# [Stated exercise]
Write out the data below in full, unchanged, minus the images.

Records from a data source
==*==

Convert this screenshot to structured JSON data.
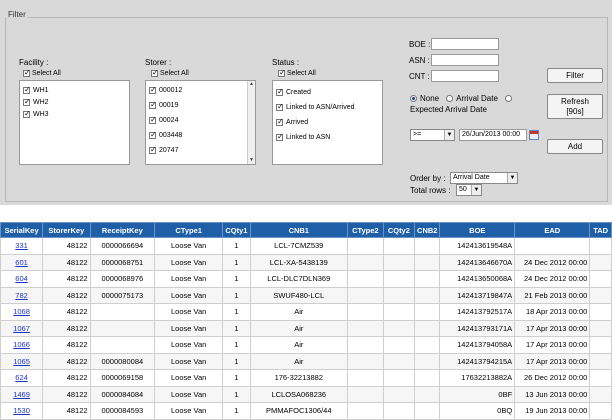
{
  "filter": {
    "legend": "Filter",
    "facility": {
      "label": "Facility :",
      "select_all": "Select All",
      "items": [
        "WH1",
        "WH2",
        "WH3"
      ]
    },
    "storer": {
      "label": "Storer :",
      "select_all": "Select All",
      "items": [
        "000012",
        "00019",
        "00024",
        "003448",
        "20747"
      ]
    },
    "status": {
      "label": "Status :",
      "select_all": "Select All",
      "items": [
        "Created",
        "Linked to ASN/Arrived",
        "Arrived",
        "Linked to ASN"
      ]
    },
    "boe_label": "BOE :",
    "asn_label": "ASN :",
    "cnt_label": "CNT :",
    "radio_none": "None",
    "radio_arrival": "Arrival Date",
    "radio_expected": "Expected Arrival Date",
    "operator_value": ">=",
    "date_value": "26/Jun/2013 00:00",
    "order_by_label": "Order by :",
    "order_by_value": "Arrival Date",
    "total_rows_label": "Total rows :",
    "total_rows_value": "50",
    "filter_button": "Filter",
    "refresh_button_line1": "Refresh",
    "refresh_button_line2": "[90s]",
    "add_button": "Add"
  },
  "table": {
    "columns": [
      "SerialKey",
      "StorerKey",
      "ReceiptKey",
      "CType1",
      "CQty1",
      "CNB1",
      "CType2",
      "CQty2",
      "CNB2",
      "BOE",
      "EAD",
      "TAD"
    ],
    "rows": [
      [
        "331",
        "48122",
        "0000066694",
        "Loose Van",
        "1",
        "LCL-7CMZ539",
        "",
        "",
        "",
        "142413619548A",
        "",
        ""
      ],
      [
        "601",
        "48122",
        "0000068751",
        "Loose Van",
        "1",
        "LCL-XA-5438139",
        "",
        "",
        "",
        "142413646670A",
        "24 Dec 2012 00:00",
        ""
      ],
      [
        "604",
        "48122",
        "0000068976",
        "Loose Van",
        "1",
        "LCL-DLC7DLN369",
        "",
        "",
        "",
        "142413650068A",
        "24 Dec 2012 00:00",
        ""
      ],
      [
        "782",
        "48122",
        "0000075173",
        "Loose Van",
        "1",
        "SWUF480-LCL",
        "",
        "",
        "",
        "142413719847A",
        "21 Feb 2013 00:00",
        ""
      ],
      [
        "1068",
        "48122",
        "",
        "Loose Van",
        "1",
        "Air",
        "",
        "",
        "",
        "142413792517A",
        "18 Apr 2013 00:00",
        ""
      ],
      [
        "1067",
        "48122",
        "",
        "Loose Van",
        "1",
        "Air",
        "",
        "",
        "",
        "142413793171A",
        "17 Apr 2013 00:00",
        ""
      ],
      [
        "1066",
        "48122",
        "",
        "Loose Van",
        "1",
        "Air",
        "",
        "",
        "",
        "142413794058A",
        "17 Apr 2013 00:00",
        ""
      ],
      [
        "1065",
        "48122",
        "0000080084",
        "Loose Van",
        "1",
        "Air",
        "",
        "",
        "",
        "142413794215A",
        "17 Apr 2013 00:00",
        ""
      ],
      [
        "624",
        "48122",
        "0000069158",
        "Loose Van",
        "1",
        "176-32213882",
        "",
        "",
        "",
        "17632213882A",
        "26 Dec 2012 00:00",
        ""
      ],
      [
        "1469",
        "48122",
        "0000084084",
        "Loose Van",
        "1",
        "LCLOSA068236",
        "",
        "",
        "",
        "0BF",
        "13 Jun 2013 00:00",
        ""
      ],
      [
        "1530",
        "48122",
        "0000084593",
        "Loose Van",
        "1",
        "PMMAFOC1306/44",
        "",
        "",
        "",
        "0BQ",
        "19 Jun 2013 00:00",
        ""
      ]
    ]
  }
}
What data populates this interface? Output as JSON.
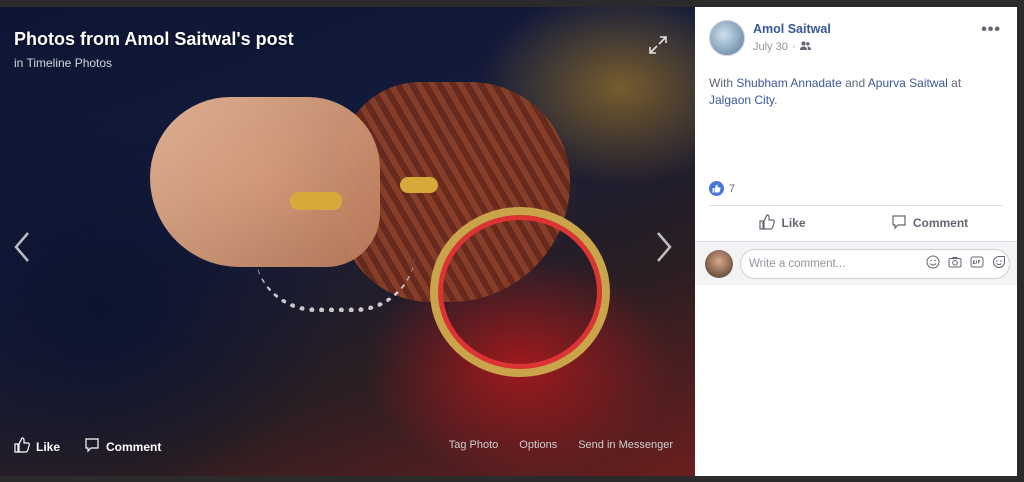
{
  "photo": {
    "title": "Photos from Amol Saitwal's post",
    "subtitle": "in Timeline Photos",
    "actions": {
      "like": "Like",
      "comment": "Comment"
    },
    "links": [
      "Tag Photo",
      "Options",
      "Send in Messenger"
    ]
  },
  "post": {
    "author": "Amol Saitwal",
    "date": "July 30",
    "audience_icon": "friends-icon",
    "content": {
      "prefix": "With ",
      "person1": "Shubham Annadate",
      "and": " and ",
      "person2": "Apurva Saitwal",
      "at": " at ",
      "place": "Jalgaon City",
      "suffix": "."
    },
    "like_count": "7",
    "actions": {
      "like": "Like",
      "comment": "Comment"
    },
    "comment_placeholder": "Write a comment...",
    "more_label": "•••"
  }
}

==*==

# [Result below]
Convert this screenshot to structured JSON data.
{
  "filter": {
    "legend": "Filter",
    "facility": {
      "label": "Facility :",
      "select_all": "Select All",
      "items": [
        "WH1",
        "WH2",
        "WH3"
      ]
    },
    "storer": {
      "label": "Storer :",
      "select_all": "Select All",
      "items": [
        "000012",
        "00019",
        "00024",
        "003448",
        "20747"
      ]
    },
    "status": {
      "label": "Status :",
      "select_all": "Select All",
      "items": [
        "Created",
        "Linked to ASN/Arrived",
        "Arrived",
        "Linked to ASN"
      ]
    },
    "boe_label": "BOE :",
    "asn_label": "ASN :",
    "cnt_label": "CNT :",
    "radio_none": "None",
    "radio_arrival": "Arrival Date",
    "radio_expected": "Expected Arrival Date",
    "operator_value": ">=",
    "date_value": "26/Jun/2013 00:00",
    "order_by_label": "Order by :",
    "order_by_value": "Arrival Date",
    "total_rows_label": "Total rows :",
    "total_rows_value": "50",
    "filter_button": "Filter",
    "refresh_button_line1": "Refresh",
    "refresh_button_line2": "[90s]",
    "add_button": "Add"
  },
  "table": {
    "columns": [
      "SerialKey",
      "StorerKey",
      "ReceiptKey",
      "CType1",
      "CQty1",
      "CNB1",
      "CType2",
      "CQty2",
      "CNB2",
      "BOE",
      "EAD",
      "TAD"
    ],
    "rows": [
      [
        "331",
        "48122",
        "0000066694",
        "Loose Van",
        "1",
        "LCL-7CMZ539",
        "",
        "",
        "",
        "142413619548A",
        "",
        ""
      ],
      [
        "601",
        "48122",
        "0000068751",
        "Loose Van",
        "1",
        "LCL-XA-5438139",
        "",
        "",
        "",
        "142413646670A",
        "24 Dec 2012 00:00",
        ""
      ],
      [
        "604",
        "48122",
        "0000068976",
        "Loose Van",
        "1",
        "LCL-DLC7DLN369",
        "",
        "",
        "",
        "142413650068A",
        "24 Dec 2012 00:00",
        ""
      ],
      [
        "782",
        "48122",
        "0000075173",
        "Loose Van",
        "1",
        "SWUF480-LCL",
        "",
        "",
        "",
        "142413719847A",
        "21 Feb 2013 00:00",
        ""
      ],
      [
        "1068",
        "48122",
        "",
        "Loose Van",
        "1",
        "Air",
        "",
        "",
        "",
        "142413792517A",
        "18 Apr 2013 00:00",
        ""
      ],
      [
        "1067",
        "48122",
        "",
        "Loose Van",
        "1",
        "Air",
        "",
        "",
        "",
        "142413793171A",
        "17 Apr 2013 00:00",
        ""
      ],
      [
        "1066",
        "48122",
        "",
        "Loose Van",
        "1",
        "Air",
        "",
        "",
        "",
        "142413794058A",
        "17 Apr 2013 00:00",
        ""
      ],
      [
        "1065",
        "48122",
        "0000080084",
        "Loose Van",
        "1",
        "Air",
        "",
        "",
        "",
        "142413794215A",
        "17 Apr 2013 00:00",
        ""
      ],
      [
        "624",
        "48122",
        "0000069158",
        "Loose Van",
        "1",
        "176-32213882",
        "",
        "",
        "",
        "17632213882A",
        "26 Dec 2012 00:00",
        ""
      ],
      [
        "1469",
        "48122",
        "0000084084",
        "Loose Van",
        "1",
        "LCLOSA068236",
        "",
        "",
        "",
        "0BF",
        "13 Jun 2013 00:00",
        ""
      ],
      [
        "1530",
        "48122",
        "0000084593",
        "Loose Van",
        "1",
        "PMMAFOC1306/44",
        "",
        "",
        "",
        "0BQ",
        "19 Jun 2013 00:00",
        ""
      ]
    ]
  }
}
What data populates this interface? Output as JSON.
{
  "photo": {
    "title": "Photos from Amol Saitwal's post",
    "subtitle": "in Timeline Photos",
    "actions": {
      "like": "Like",
      "comment": "Comment"
    },
    "links": [
      "Tag Photo",
      "Options",
      "Send in Messenger"
    ]
  },
  "post": {
    "author": "Amol Saitwal",
    "date": "July 30",
    "audience_icon": "friends-icon",
    "content": {
      "prefix": "With ",
      "person1": "Shubham Annadate",
      "and": " and ",
      "person2": "Apurva Saitwal",
      "at": " at ",
      "place": "Jalgaon City",
      "suffix": "."
    },
    "like_count": "7",
    "actions": {
      "like": "Like",
      "comment": "Comment"
    },
    "comment_placeholder": "Write a comment...",
    "more_label": "•••"
  }
}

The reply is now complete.